** BEGIN DATA PROVIDED **
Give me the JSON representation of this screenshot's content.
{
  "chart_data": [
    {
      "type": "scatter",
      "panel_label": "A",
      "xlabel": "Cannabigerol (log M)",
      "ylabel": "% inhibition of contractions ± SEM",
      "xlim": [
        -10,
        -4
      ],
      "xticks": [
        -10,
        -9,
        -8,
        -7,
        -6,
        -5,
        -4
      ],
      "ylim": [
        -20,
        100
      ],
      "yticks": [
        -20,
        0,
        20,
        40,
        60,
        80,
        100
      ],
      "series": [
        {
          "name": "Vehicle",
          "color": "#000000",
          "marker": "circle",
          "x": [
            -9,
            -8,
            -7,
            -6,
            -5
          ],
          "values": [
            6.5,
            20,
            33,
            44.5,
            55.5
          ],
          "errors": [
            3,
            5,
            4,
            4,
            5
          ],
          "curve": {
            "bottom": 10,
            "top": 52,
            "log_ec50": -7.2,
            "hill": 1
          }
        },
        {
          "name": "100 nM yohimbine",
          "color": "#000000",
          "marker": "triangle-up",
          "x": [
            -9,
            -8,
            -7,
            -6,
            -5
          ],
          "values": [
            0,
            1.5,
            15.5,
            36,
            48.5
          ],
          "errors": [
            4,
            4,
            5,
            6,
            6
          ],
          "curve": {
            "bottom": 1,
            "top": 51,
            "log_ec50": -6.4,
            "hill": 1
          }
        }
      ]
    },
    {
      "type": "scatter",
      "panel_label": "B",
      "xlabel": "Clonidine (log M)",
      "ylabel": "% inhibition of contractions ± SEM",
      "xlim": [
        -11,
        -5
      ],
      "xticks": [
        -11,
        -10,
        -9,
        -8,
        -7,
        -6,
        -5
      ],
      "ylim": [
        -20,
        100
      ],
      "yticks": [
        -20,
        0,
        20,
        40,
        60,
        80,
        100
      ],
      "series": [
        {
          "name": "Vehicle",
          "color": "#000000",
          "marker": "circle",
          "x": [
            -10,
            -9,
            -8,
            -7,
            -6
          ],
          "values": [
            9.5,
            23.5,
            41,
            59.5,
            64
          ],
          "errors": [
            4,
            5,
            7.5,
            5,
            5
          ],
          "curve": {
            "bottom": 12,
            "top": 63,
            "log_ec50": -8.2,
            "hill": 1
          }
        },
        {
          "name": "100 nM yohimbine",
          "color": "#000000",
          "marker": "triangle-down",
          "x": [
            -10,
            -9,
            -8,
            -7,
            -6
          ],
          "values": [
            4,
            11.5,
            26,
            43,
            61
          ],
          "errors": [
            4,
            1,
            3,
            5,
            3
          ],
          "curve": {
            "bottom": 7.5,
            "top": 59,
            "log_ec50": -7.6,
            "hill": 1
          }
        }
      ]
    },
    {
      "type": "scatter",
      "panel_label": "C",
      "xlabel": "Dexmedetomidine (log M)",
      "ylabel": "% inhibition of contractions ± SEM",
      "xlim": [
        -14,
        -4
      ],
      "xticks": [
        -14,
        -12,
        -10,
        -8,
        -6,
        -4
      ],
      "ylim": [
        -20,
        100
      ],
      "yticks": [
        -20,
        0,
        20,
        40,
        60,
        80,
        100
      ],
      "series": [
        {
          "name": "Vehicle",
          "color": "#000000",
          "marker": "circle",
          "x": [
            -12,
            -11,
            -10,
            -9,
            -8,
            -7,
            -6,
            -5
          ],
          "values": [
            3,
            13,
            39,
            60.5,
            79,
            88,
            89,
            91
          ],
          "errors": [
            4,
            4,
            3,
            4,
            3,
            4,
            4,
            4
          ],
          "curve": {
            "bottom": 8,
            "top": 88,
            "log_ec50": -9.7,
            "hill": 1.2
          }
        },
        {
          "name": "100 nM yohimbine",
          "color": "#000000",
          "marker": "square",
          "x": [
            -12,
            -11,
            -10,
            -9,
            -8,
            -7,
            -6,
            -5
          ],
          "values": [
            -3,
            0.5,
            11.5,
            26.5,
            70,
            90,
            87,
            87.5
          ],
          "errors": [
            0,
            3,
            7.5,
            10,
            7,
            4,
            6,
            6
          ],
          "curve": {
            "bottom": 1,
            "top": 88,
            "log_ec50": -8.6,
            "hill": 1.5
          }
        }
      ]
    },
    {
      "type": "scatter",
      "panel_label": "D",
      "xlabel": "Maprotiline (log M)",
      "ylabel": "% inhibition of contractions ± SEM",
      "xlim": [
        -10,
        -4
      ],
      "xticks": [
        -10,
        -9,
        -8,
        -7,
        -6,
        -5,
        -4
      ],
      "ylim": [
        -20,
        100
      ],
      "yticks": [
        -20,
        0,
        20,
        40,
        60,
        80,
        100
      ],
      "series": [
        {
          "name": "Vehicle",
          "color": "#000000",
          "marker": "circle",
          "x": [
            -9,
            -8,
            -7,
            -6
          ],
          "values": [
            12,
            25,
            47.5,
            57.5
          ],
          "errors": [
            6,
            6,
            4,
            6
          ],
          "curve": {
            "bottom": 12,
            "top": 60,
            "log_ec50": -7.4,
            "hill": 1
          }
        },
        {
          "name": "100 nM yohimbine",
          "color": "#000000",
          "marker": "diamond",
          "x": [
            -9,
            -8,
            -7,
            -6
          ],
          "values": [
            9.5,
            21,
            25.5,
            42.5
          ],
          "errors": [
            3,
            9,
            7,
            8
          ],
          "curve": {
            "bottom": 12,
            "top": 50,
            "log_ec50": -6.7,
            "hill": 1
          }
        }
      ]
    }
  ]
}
** END DATA PROVIDED **
- [SET PROBLEM]
Repeat each record exactly, leaving nothing out.

- [TASK SOLUTION]
Give me the JSON representation of this screenshot's content.
{
  "chart_data": [
    {
      "type": "scatter",
      "panel_label": "A",
      "xlabel": "Cannabigerol (log M)",
      "ylabel": "% inhibition of contractions ± SEM",
      "xlim": [
        -10,
        -4
      ],
      "xticks": [
        -10,
        -9,
        -8,
        -7,
        -6,
        -5,
        -4
      ],
      "ylim": [
        -20,
        100
      ],
      "yticks": [
        -20,
        0,
        20,
        40,
        60,
        80,
        100
      ],
      "series": [
        {
          "name": "Vehicle",
          "color": "#000000",
          "marker": "circle",
          "x": [
            -9,
            -8,
            -7,
            -6,
            -5
          ],
          "values": [
            6.5,
            20,
            33,
            44.5,
            55.5
          ],
          "errors": [
            3,
            5,
            4,
            4,
            5
          ],
          "curve": {
            "bottom": 10,
            "top": 52,
            "log_ec50": -7.2,
            "hill": 1
          }
        },
        {
          "name": "100 nM yohimbine",
          "color": "#000000",
          "marker": "triangle-up",
          "x": [
            -9,
            -8,
            -7,
            -6,
            -5
          ],
          "values": [
            0,
            1.5,
            15.5,
            36,
            48.5
          ],
          "errors": [
            4,
            4,
            5,
            6,
            6
          ],
          "curve": {
            "bottom": 1,
            "top": 51,
            "log_ec50": -6.4,
            "hill": 1
          }
        }
      ]
    },
    {
      "type": "scatter",
      "panel_label": "B",
      "xlabel": "Clonidine (log M)",
      "ylabel": "% inhibition of contractions ± SEM",
      "xlim": [
        -11,
        -5
      ],
      "xticks": [
        -11,
        -10,
        -9,
        -8,
        -7,
        -6,
        -5
      ],
      "ylim": [
        -20,
        100
      ],
      "yticks": [
        -20,
        0,
        20,
        40,
        60,
        80,
        100
      ],
      "series": [
        {
          "name": "Vehicle",
          "color": "#000000",
          "marker": "circle",
          "x": [
            -10,
            -9,
            -8,
            -7,
            -6
          ],
          "values": [
            9.5,
            23.5,
            41,
            59.5,
            64
          ],
          "errors": [
            4,
            5,
            7.5,
            5,
            5
          ],
          "curve": {
            "bottom": 12,
            "top": 63,
            "log_ec50": -8.2,
            "hill": 1
          }
        },
        {
          "name": "100 nM yohimbine",
          "color": "#000000",
          "marker": "triangle-down",
          "x": [
            -10,
            -9,
            -8,
            -7,
            -6
          ],
          "values": [
            4,
            11.5,
            26,
            43,
            61
          ],
          "errors": [
            4,
            1,
            3,
            5,
            3
          ],
          "curve": {
            "bottom": 7.5,
            "top": 59,
            "log_ec50": -7.6,
            "hill": 1
          }
        }
      ]
    },
    {
      "type": "scatter",
      "panel_label": "C",
      "xlabel": "Dexmedetomidine (log M)",
      "ylabel": "% inhibition of contractions ± SEM",
      "xlim": [
        -14,
        -4
      ],
      "xticks": [
        -14,
        -12,
        -10,
        -8,
        -6,
        -4
      ],
      "ylim": [
        -20,
        100
      ],
      "yticks": [
        -20,
        0,
        20,
        40,
        60,
        80,
        100
      ],
      "series": [
        {
          "name": "Vehicle",
          "color": "#000000",
          "marker": "circle",
          "x": [
            -12,
            -11,
            -10,
            -9,
            -8,
            -7,
            -6,
            -5
          ],
          "values": [
            3,
            13,
            39,
            60.5,
            79,
            88,
            89,
            91
          ],
          "errors": [
            4,
            4,
            3,
            4,
            3,
            4,
            4,
            4
          ],
          "curve": {
            "bottom": 8,
            "top": 88,
            "log_ec50": -9.7,
            "hill": 1.2
          }
        },
        {
          "name": "100 nM yohimbine",
          "color": "#000000",
          "marker": "square",
          "x": [
            -12,
            -11,
            -10,
            -9,
            -8,
            -7,
            -6,
            -5
          ],
          "values": [
            -3,
            0.5,
            11.5,
            26.5,
            70,
            90,
            87,
            87.5
          ],
          "errors": [
            0,
            3,
            7.5,
            10,
            7,
            4,
            6,
            6
          ],
          "curve": {
            "bottom": 1,
            "top": 88,
            "log_ec50": -8.6,
            "hill": 1.5
          }
        }
      ]
    },
    {
      "type": "scatter",
      "panel_label": "D",
      "xlabel": "Maprotiline (log M)",
      "ylabel": "% inhibition of contractions ± SEM",
      "xlim": [
        -10,
        -4
      ],
      "xticks": [
        -10,
        -9,
        -8,
        -7,
        -6,
        -5,
        -4
      ],
      "ylim": [
        -20,
        100
      ],
      "yticks": [
        -20,
        0,
        20,
        40,
        60,
        80,
        100
      ],
      "series": [
        {
          "name": "Vehicle",
          "color": "#000000",
          "marker": "circle",
          "x": [
            -9,
            -8,
            -7,
            -6
          ],
          "values": [
            12,
            25,
            47.5,
            57.5
          ],
          "errors": [
            6,
            6,
            4,
            6
          ],
          "curve": {
            "bottom": 12,
            "top": 60,
            "log_ec50": -7.4,
            "hill": 1
          }
        },
        {
          "name": "100 nM yohimbine",
          "color": "#000000",
          "marker": "diamond",
          "x": [
            -9,
            -8,
            -7,
            -6
          ],
          "values": [
            9.5,
            21,
            25.5,
            42.5
          ],
          "errors": [
            3,
            9,
            7,
            8
          ],
          "curve": {
            "bottom": 12,
            "top": 50,
            "log_ec50": -6.7,
            "hill": 1
          }
        }
      ]
    }
  ]
}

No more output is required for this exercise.